Information supplied:
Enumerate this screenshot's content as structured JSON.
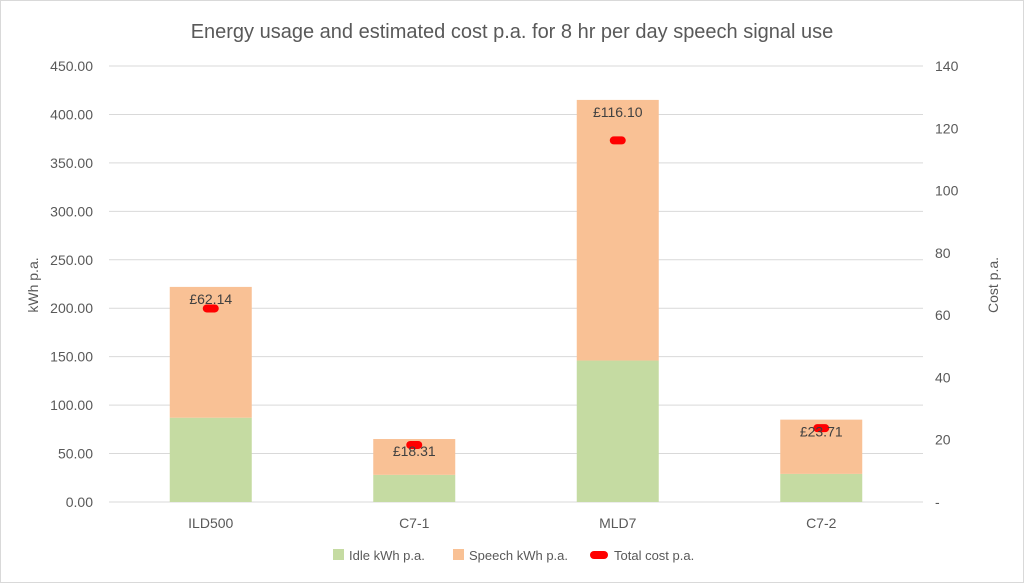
{
  "chart_data": {
    "type": "bar",
    "title": "Energy usage and estimated cost p.a. for 8 hr per day speech signal use",
    "categories": [
      "ILD500",
      "C7-1",
      "MLD7",
      "C7-2"
    ],
    "series": [
      {
        "name": "Idle kWh p.a.",
        "type": "bar",
        "stacked": true,
        "axis": "left",
        "color": "#c5dba2",
        "values": [
          87,
          28,
          146,
          29
        ]
      },
      {
        "name": "Speech kWh p.a.",
        "type": "bar",
        "stacked": true,
        "axis": "left",
        "color": "#f9c195",
        "values": [
          135,
          37,
          269,
          56
        ]
      },
      {
        "name": "Total cost p.a.",
        "type": "marker",
        "axis": "right",
        "color": "#ff0000",
        "values": [
          62.14,
          18.31,
          116.1,
          23.71
        ],
        "labels": [
          "£62.14",
          "£18.31",
          "£116.10",
          "£23.71"
        ]
      }
    ],
    "ylabel": "kWh p.a.",
    "ylim": [
      0,
      450
    ],
    "yticks": [
      "0.00",
      "50.00",
      "100.00",
      "150.00",
      "200.00",
      "250.00",
      "300.00",
      "350.00",
      "400.00",
      "450.00"
    ],
    "y2label": "Cost p.a.",
    "y2lim": [
      0,
      140
    ],
    "y2ticks": [
      "-",
      "20",
      "40",
      "60",
      "80",
      "100",
      "120",
      "140"
    ],
    "grid": true,
    "legend_position": "bottom"
  }
}
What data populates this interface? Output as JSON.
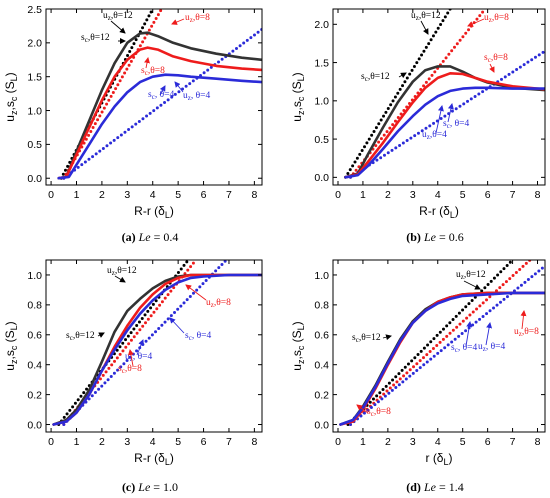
{
  "figure": {
    "panels": [
      {
        "caption": {
          "letter": "(a)",
          "var": "Le",
          "rest": " = 0.4"
        },
        "xlabel": {
          "main": "R-r (δ",
          "sub": "L",
          "close": ")"
        },
        "ylabel": {
          "u": "u",
          "usub": "z",
          "sep": ",",
          "s": "s",
          "ssub": "c",
          "unit": " (S",
          "unitsub": "L",
          "close": ")"
        },
        "annotations": [
          {
            "base": "u",
            "sub": "z",
            "rest": ",θ=12",
            "color": "#000000"
          },
          {
            "base": "s",
            "sub": "c",
            "rest": ",θ=12",
            "color": "#000000"
          },
          {
            "base": "u",
            "sub": "z",
            "rest": ",θ=8",
            "color": "#ee1c1c"
          },
          {
            "base": "s",
            "sub": "c",
            "rest": ",θ=8",
            "color": "#ee1c1c"
          },
          {
            "base": "u",
            "sub": "z",
            "rest": ", θ=4",
            "color": "#2b2bd8"
          },
          {
            "base": "s",
            "sub": "c",
            "rest": ", θ=4",
            "color": "#2b2bd8"
          }
        ]
      },
      {
        "caption": {
          "letter": "(b)",
          "var": "Le",
          "rest": " = 0.6"
        },
        "xlabel": {
          "main": "R-r (δ",
          "sub": "L",
          "close": ")"
        },
        "ylabel": {
          "u": "u",
          "usub": "z",
          "sep": ",",
          "s": "s",
          "ssub": "c",
          "unit": " (S",
          "unitsub": "L",
          "close": ")"
        },
        "annotations": [
          {
            "base": "u",
            "sub": "z",
            "rest": ",θ=12",
            "color": "#000000"
          },
          {
            "base": "s",
            "sub": "c",
            "rest": ",θ=12",
            "color": "#000000"
          },
          {
            "base": "u",
            "sub": "z",
            "rest": ",θ=8",
            "color": "#ee1c1c"
          },
          {
            "base": "s",
            "sub": "c",
            "rest": ",θ=8",
            "color": "#ee1c1c"
          },
          {
            "base": "s",
            "sub": "c",
            "rest": ", θ=4",
            "color": "#2b2bd8"
          },
          {
            "base": "u",
            "sub": "z",
            "rest": ",θ=4",
            "color": "#2b2bd8"
          }
        ]
      },
      {
        "caption": {
          "letter": "(c)",
          "var": "Le",
          "rest": " = 1.0"
        },
        "xlabel": {
          "main": "R-r (δ",
          "sub": "L",
          "close": ")"
        },
        "ylabel": {
          "u": "u",
          "usub": "z",
          "sep": ",",
          "s": "s",
          "ssub": "c",
          "unit": " (S",
          "unitsub": "L",
          "close": ")"
        },
        "annotations": [
          {
            "base": "u",
            "sub": "z",
            "rest": ",θ=12",
            "color": "#000000"
          },
          {
            "base": "u",
            "sub": "z",
            "rest": ",θ=8",
            "color": "#ee1c1c"
          },
          {
            "base": "s",
            "sub": "c",
            "rest": ",θ=12",
            "color": "#000000"
          },
          {
            "base": "s",
            "sub": "c",
            "rest": ", θ=4",
            "color": "#2b2bd8"
          },
          {
            "base": "u",
            "sub": "z",
            "rest": ", θ=4",
            "color": "#2b2bd8"
          },
          {
            "base": "s",
            "sub": "c",
            "rest": ",θ=8",
            "color": "#ee1c1c"
          }
        ]
      },
      {
        "caption": {
          "letter": "(d)",
          "var": "Le",
          "rest": " = 1.4"
        },
        "xlabel": {
          "main": "r (δ",
          "sub": "L",
          "close": ")"
        },
        "ylabel": {
          "u": "u",
          "usub": "z",
          "sep": ",",
          "s": "s",
          "ssub": "c",
          "unit": " (S",
          "unitsub": "L",
          "close": ")"
        },
        "annotations": [
          {
            "base": "u",
            "sub": "z",
            "rest": ",θ=12",
            "color": "#000000"
          },
          {
            "base": "s",
            "sub": "c",
            "rest": ",θ=12",
            "color": "#000000"
          },
          {
            "base": "s",
            "sub": "c",
            "rest": ", θ=4",
            "color": "#2b2bd8"
          },
          {
            "base": "u",
            "sub": "z",
            "rest": ", θ=4",
            "color": "#2b2bd8"
          },
          {
            "base": "u",
            "sub": "z",
            "rest": ",θ=8",
            "color": "#ee1c1c"
          },
          {
            "base": "s",
            "sub": "c",
            "rest": ",θ=8",
            "color": "#ee1c1c"
          }
        ]
      }
    ]
  },
  "chart_data": [
    {
      "type": "line",
      "xlim": [
        -0.2,
        8.3
      ],
      "ylim": [
        -0.1,
        2.5
      ],
      "xticks": [
        0,
        1,
        2,
        3,
        4,
        5,
        6,
        7,
        8
      ],
      "yticks": [
        0.0,
        0.5,
        1.0,
        1.5,
        2.0,
        2.5
      ],
      "ytick_labels": [
        "0.0",
        "0.5",
        "1.0",
        "1.5",
        "2.0",
        "2.5"
      ],
      "series": [
        {
          "color": "#000000",
          "style": "dotted",
          "x": [
            0.4,
            4.0
          ],
          "y": [
            0.0,
            2.5
          ]
        },
        {
          "color": "#ee1c1c",
          "style": "dotted",
          "x": [
            0.5,
            4.35
          ],
          "y": [
            0.0,
            2.5
          ]
        },
        {
          "color": "#2b2bd8",
          "style": "dotted",
          "x": [
            0.5,
            8.3
          ],
          "y": [
            0.0,
            2.2
          ]
        },
        {
          "color": "#333333",
          "style": "solid",
          "x": [
            0.3,
            0.6,
            1.0,
            1.5,
            2.0,
            2.5,
            3.0,
            3.5,
            3.8,
            4.2,
            4.8,
            5.5,
            6.5,
            7.5,
            8.3
          ],
          "y": [
            0.0,
            0.02,
            0.4,
            0.85,
            1.3,
            1.7,
            2.0,
            2.14,
            2.15,
            2.1,
            2.0,
            1.92,
            1.84,
            1.78,
            1.75
          ]
        },
        {
          "color": "#ee1c1c",
          "style": "solid",
          "x": [
            0.3,
            0.6,
            1.0,
            1.5,
            2.0,
            2.5,
            3.0,
            3.5,
            3.8,
            4.2,
            4.8,
            5.5,
            6.5,
            7.5,
            8.3
          ],
          "y": [
            0.0,
            0.02,
            0.35,
            0.75,
            1.15,
            1.5,
            1.75,
            1.9,
            1.93,
            1.9,
            1.8,
            1.73,
            1.66,
            1.62,
            1.6
          ]
        },
        {
          "color": "#2b2bd8",
          "style": "solid",
          "x": [
            0.3,
            0.7,
            1.0,
            1.5,
            2.0,
            2.5,
            3.0,
            3.5,
            4.0,
            4.5,
            5.0,
            5.5,
            6.5,
            7.5,
            8.3
          ],
          "y": [
            0.0,
            0.02,
            0.2,
            0.5,
            0.8,
            1.06,
            1.27,
            1.42,
            1.5,
            1.53,
            1.52,
            1.5,
            1.47,
            1.44,
            1.42
          ]
        }
      ]
    },
    {
      "type": "line",
      "xlim": [
        -0.2,
        8.3
      ],
      "ylim": [
        -0.1,
        2.2
      ],
      "xticks": [
        0,
        1,
        2,
        3,
        4,
        5,
        6,
        7,
        8
      ],
      "yticks": [
        0.0,
        0.5,
        1.0,
        1.5,
        2.0
      ],
      "ytick_labels": [
        "0.0",
        "0.5",
        "1.0",
        "1.5",
        "2.0"
      ],
      "series": [
        {
          "color": "#000000",
          "style": "dotted",
          "x": [
            0.3,
            4.5
          ],
          "y": [
            0.0,
            2.2
          ]
        },
        {
          "color": "#ee1c1c",
          "style": "dotted",
          "x": [
            0.5,
            5.9
          ],
          "y": [
            0.0,
            2.2
          ]
        },
        {
          "color": "#2b2bd8",
          "style": "dotted",
          "x": [
            0.5,
            8.3
          ],
          "y": [
            0.0,
            1.65
          ]
        },
        {
          "color": "#333333",
          "style": "solid",
          "x": [
            0.3,
            0.8,
            1.2,
            1.8,
            2.4,
            3.0,
            3.5,
            4.0,
            4.5,
            5.0,
            5.5,
            6.0,
            7.0,
            8.3
          ],
          "y": [
            0.0,
            0.05,
            0.3,
            0.65,
            0.98,
            1.25,
            1.4,
            1.45,
            1.45,
            1.38,
            1.3,
            1.24,
            1.17,
            1.14
          ]
        },
        {
          "color": "#ee1c1c",
          "style": "solid",
          "x": [
            0.3,
            0.8,
            1.2,
            1.8,
            2.4,
            3.0,
            3.5,
            4.0,
            4.5,
            5.0,
            5.5,
            6.0,
            7.0,
            8.3
          ],
          "y": [
            0.0,
            0.04,
            0.2,
            0.45,
            0.72,
            0.98,
            1.17,
            1.3,
            1.36,
            1.35,
            1.3,
            1.25,
            1.19,
            1.15
          ]
        },
        {
          "color": "#2b2bd8",
          "style": "solid",
          "x": [
            0.3,
            0.8,
            1.2,
            1.8,
            2.4,
            3.0,
            3.5,
            4.0,
            4.5,
            5.0,
            5.5,
            6.0,
            7.0,
            8.3
          ],
          "y": [
            0.0,
            0.03,
            0.15,
            0.37,
            0.6,
            0.8,
            0.95,
            1.06,
            1.13,
            1.16,
            1.17,
            1.17,
            1.16,
            1.16
          ]
        }
      ]
    },
    {
      "type": "line",
      "xlim": [
        -0.2,
        8.3
      ],
      "ylim": [
        -0.05,
        1.1
      ],
      "xticks": [
        0,
        1,
        2,
        3,
        4,
        5,
        6,
        7,
        8
      ],
      "yticks": [
        0.0,
        0.2,
        0.4,
        0.6,
        0.8,
        1.0
      ],
      "ytick_labels": [
        "0.0",
        "0.2",
        "0.4",
        "0.6",
        "0.8",
        "1.0"
      ],
      "series": [
        {
          "color": "#000000",
          "style": "dotted",
          "x": [
            0.3,
            5.4
          ],
          "y": [
            0.0,
            1.1
          ]
        },
        {
          "color": "#ee1c1c",
          "style": "dotted",
          "x": [
            0.5,
            5.7
          ],
          "y": [
            0.0,
            1.1
          ]
        },
        {
          "color": "#2b2bd8",
          "style": "dotted",
          "x": [
            0.5,
            6.9
          ],
          "y": [
            0.0,
            1.1
          ]
        },
        {
          "color": "#333333",
          "style": "solid",
          "x": [
            0.1,
            0.6,
            1.0,
            1.5,
            2.0,
            2.5,
            3.0,
            3.5,
            4.0,
            4.5,
            5.0,
            5.5,
            6.0,
            7.0,
            8.3
          ],
          "y": [
            0.0,
            0.03,
            0.1,
            0.23,
            0.42,
            0.62,
            0.76,
            0.84,
            0.91,
            0.96,
            0.99,
            1.0,
            1.0,
            1.0,
            1.0
          ]
        },
        {
          "color": "#ee1c1c",
          "style": "solid",
          "x": [
            0.1,
            0.6,
            1.0,
            1.5,
            2.0,
            2.5,
            3.0,
            3.5,
            4.0,
            4.5,
            5.0,
            5.5,
            6.0,
            7.0,
            8.3
          ],
          "y": [
            0.0,
            0.02,
            0.08,
            0.2,
            0.36,
            0.52,
            0.66,
            0.78,
            0.87,
            0.94,
            0.98,
            1.0,
            1.0,
            1.0,
            1.0
          ]
        },
        {
          "color": "#2b2bd8",
          "style": "solid",
          "x": [
            0.1,
            0.6,
            1.0,
            1.5,
            2.0,
            2.5,
            3.0,
            3.5,
            4.0,
            4.5,
            5.0,
            5.5,
            6.0,
            7.0,
            8.3
          ],
          "y": [
            0.0,
            0.02,
            0.08,
            0.2,
            0.36,
            0.5,
            0.63,
            0.74,
            0.83,
            0.9,
            0.95,
            0.98,
            0.99,
            1.0,
            1.0
          ]
        }
      ]
    },
    {
      "type": "line",
      "xlim": [
        -0.2,
        8.3
      ],
      "ylim": [
        -0.05,
        1.1
      ],
      "xticks": [
        0,
        1,
        2,
        3,
        4,
        5,
        6,
        7,
        8
      ],
      "yticks": [
        0.0,
        0.2,
        0.4,
        0.6,
        0.8,
        1.0
      ],
      "ytick_labels": [
        "0.0",
        "0.2",
        "0.4",
        "0.6",
        "0.8",
        "1.0"
      ],
      "series": [
        {
          "color": "#000000",
          "style": "dotted",
          "x": [
            0.4,
            7.0
          ],
          "y": [
            0.0,
            1.1
          ]
        },
        {
          "color": "#ee1c1c",
          "style": "dotted",
          "x": [
            0.5,
            7.7
          ],
          "y": [
            0.0,
            1.1
          ]
        },
        {
          "color": "#2b2bd8",
          "style": "dotted",
          "x": [
            0.5,
            8.3
          ],
          "y": [
            0.0,
            1.06
          ]
        },
        {
          "color": "#333333",
          "style": "solid",
          "x": [
            0.1,
            0.6,
            1.0,
            1.5,
            2.0,
            2.5,
            3.0,
            3.5,
            4.0,
            4.5,
            5.0,
            6.0,
            7.0,
            8.3
          ],
          "y": [
            0.0,
            0.03,
            0.12,
            0.26,
            0.42,
            0.57,
            0.69,
            0.77,
            0.82,
            0.85,
            0.87,
            0.88,
            0.88,
            0.88
          ]
        },
        {
          "color": "#ee1c1c",
          "style": "solid",
          "x": [
            0.1,
            0.6,
            1.0,
            1.5,
            2.0,
            2.5,
            3.0,
            3.5,
            4.0,
            4.5,
            5.0,
            6.0,
            7.0,
            8.3
          ],
          "y": [
            0.0,
            0.02,
            0.1,
            0.24,
            0.4,
            0.55,
            0.68,
            0.76,
            0.82,
            0.85,
            0.87,
            0.88,
            0.88,
            0.88
          ]
        },
        {
          "color": "#2b2bd8",
          "style": "solid",
          "x": [
            0.1,
            0.6,
            1.0,
            1.5,
            2.0,
            2.5,
            3.0,
            3.5,
            4.0,
            4.5,
            5.0,
            6.0,
            7.0,
            8.3
          ],
          "y": [
            0.0,
            0.03,
            0.11,
            0.25,
            0.41,
            0.56,
            0.68,
            0.76,
            0.81,
            0.84,
            0.86,
            0.87,
            0.88,
            0.88
          ]
        }
      ]
    }
  ]
}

Instructions to follow: Identify every line where the string "this" appears.

Reply:
Enumerate this screenshot's content as structured JSON.
What data populates this interface? Output as JSON.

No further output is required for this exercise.